## BEGIN Material for this task
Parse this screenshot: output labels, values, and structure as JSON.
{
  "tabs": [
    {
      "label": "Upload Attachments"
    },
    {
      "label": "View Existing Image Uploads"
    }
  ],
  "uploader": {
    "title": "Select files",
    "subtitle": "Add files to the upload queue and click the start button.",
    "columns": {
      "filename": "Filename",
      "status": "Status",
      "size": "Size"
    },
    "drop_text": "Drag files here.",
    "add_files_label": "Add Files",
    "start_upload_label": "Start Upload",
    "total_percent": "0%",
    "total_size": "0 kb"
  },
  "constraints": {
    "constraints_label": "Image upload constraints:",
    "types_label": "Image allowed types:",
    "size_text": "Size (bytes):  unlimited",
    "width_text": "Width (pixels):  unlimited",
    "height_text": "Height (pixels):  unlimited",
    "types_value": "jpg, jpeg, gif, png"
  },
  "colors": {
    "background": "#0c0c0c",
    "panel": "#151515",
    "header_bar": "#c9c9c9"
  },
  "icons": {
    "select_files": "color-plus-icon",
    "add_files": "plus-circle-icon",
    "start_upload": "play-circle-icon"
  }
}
## END Material for this task
*What is being asked*.
Set down the listing in full, keeping every word exactly as it is.

*Reply*.
Parse this screenshot: output labels, values, and structure as JSON.
{
  "tabs": [
    {
      "label": "Upload Attachments"
    },
    {
      "label": "View Existing Image Uploads"
    }
  ],
  "uploader": {
    "title": "Select files",
    "subtitle": "Add files to the upload queue and click the start button.",
    "columns": {
      "filename": "Filename",
      "status": "Status",
      "size": "Size"
    },
    "drop_text": "Drag files here.",
    "add_files_label": "Add Files",
    "start_upload_label": "Start Upload",
    "total_percent": "0%",
    "total_size": "0 kb"
  },
  "constraints": {
    "constraints_label": "Image upload constraints:",
    "types_label": "Image allowed types:",
    "size_text": "Size (bytes):  unlimited",
    "width_text": "Width (pixels):  unlimited",
    "height_text": "Height (pixels):  unlimited",
    "types_value": "jpg, jpeg, gif, png"
  },
  "colors": {
    "background": "#0c0c0c",
    "panel": "#151515",
    "header_bar": "#c9c9c9"
  },
  "icons": {
    "select_files": "color-plus-icon",
    "add_files": "plus-circle-icon",
    "start_upload": "play-circle-icon"
  }
}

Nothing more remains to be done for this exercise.